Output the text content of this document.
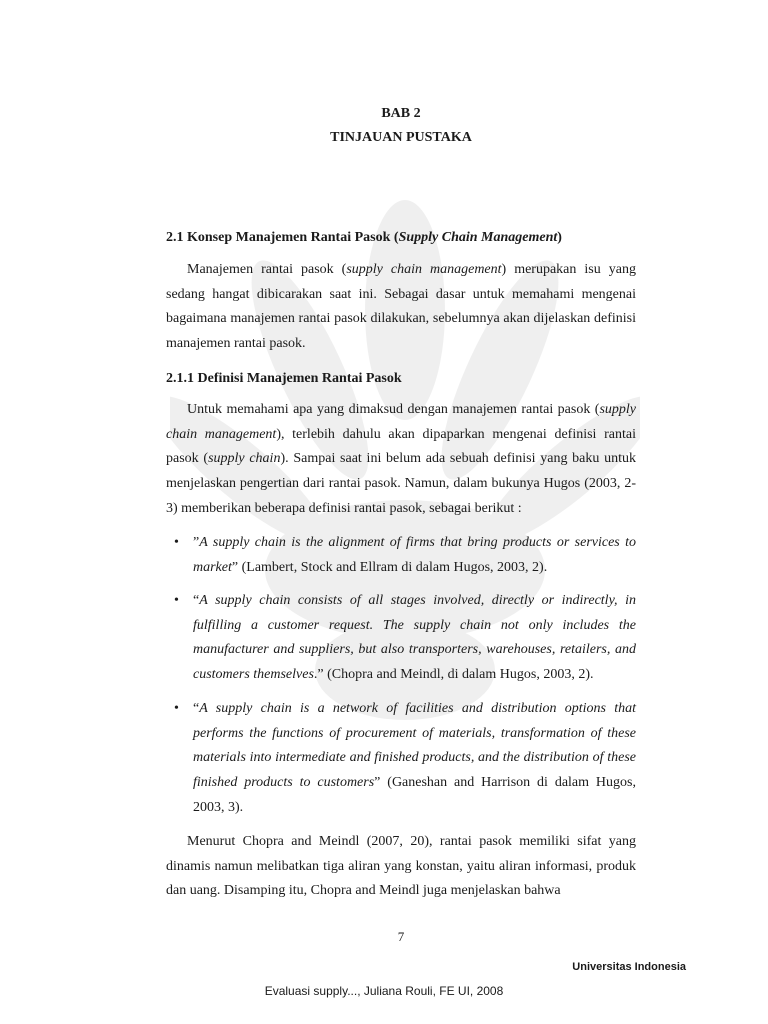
BAB 2
TINJAUAN PUSTAKA
2.1 Konsep Manajemen Rantai Pasok (Supply Chain Management)

Manajemen rantai pasok (supply chain management) merupakan isu yang sedang hangat dibicarakan saat ini. Sebagai dasar untuk memahami mengenai bagaimana manajemen rantai pasok dilakukan, sebelumnya akan dijelaskan definisi manajemen rantai pasok.

2.1.1 Definisi Manajemen Rantai Pasok

Untuk memahami apa yang dimaksud dengan manajemen rantai pasok (supply chain management), terlebih dahulu akan dipaparkan mengenai definisi rantai pasok (supply chain). Sampai saat ini belum ada sebuah definisi yang baku untuk menjelaskan pengertian dari rantai pasok. Namun, dalam bukunya Hugos (2003, 2-3) memberikan beberapa definisi rantai pasok, sebagai berikut :

• ”A supply chain is the alignment of firms that bring products or services to market” (Lambert, Stock and Ellram di dalam Hugos, 2003, 2).
• “A supply chain consists of all stages involved, directly or indirectly, in fulfilling a customer request. The supply chain not only includes the manufacturer and suppliers, but also transporters, warehouses, retailers, and customers themselves.” (Chopra and Meindl, di dalam Hugos, 2003, 2).
• “A supply chain is a network of facilities and distribution options that performs the functions of procurement of materials, transformation of these materials into intermediate and finished products, and the distribution of these finished products to customers” (Ganeshan and Harrison di dalam Hugos, 2003, 3).

Menurut Chopra and Meindl (2007, 20), rantai pasok memiliki sifat yang dinamis namun melibatkan tiga aliran yang konstan, yaitu aliran informasi, produk dan uang. Disamping itu, Chopra and Meindl juga menjelaskan bahwa

7
Universitas Indonesia
Evaluasi supply..., Juliana Rouli, FE UI, 2008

### REQUIREMENTS:
Reproduce the material above in full, exactly, with no images.

### ANSWER FOR THIS EXERCISE:
Output the text content of this document.
BAB 2
TINJAUAN PUSTAKA
2.1 Konsep Manajemen Rantai Pasok (Supply Chain Management)

Manajemen rantai pasok (supply chain management) merupakan isu yang sedang hangat dibicarakan saat ini. Sebagai dasar untuk memahami mengenai bagaimana manajemen rantai pasok dilakukan, sebelumnya akan dijelaskan definisi manajemen rantai pasok.

2.1.1 Definisi Manajemen Rantai Pasok

Untuk memahami apa yang dimaksud dengan manajemen rantai pasok (supply chain management), terlebih dahulu akan dipaparkan mengenai definisi rantai pasok (supply chain). Sampai saat ini belum ada sebuah definisi yang baku untuk menjelaskan pengertian dari rantai pasok. Namun, dalam bukunya Hugos (2003, 2-3) memberikan beberapa definisi rantai pasok, sebagai berikut :

• ”A supply chain is the alignment of firms that bring products or services to market” (Lambert, Stock and Ellram di dalam Hugos, 2003, 2).
• “A supply chain consists of all stages involved, directly or indirectly, in fulfilling a customer request. The supply chain not only includes the manufacturer and suppliers, but also transporters, warehouses, retailers, and customers themselves.” (Chopra and Meindl, di dalam Hugos, 2003, 2).
• “A supply chain is a network of facilities and distribution options that performs the functions of procurement of materials, transformation of these materials into intermediate and finished products, and the distribution of these finished products to customers” (Ganeshan and Harrison di dalam Hugos, 2003, 3).

Menurut Chopra and Meindl (2007, 20), rantai pasok memiliki sifat yang dinamis namun melibatkan tiga aliran yang konstan, yaitu aliran informasi, produk dan uang. Disamping itu, Chopra and Meindl juga menjelaskan bahwa

7
Universitas Indonesia
Evaluasi supply..., Juliana Rouli, FE UI, 2008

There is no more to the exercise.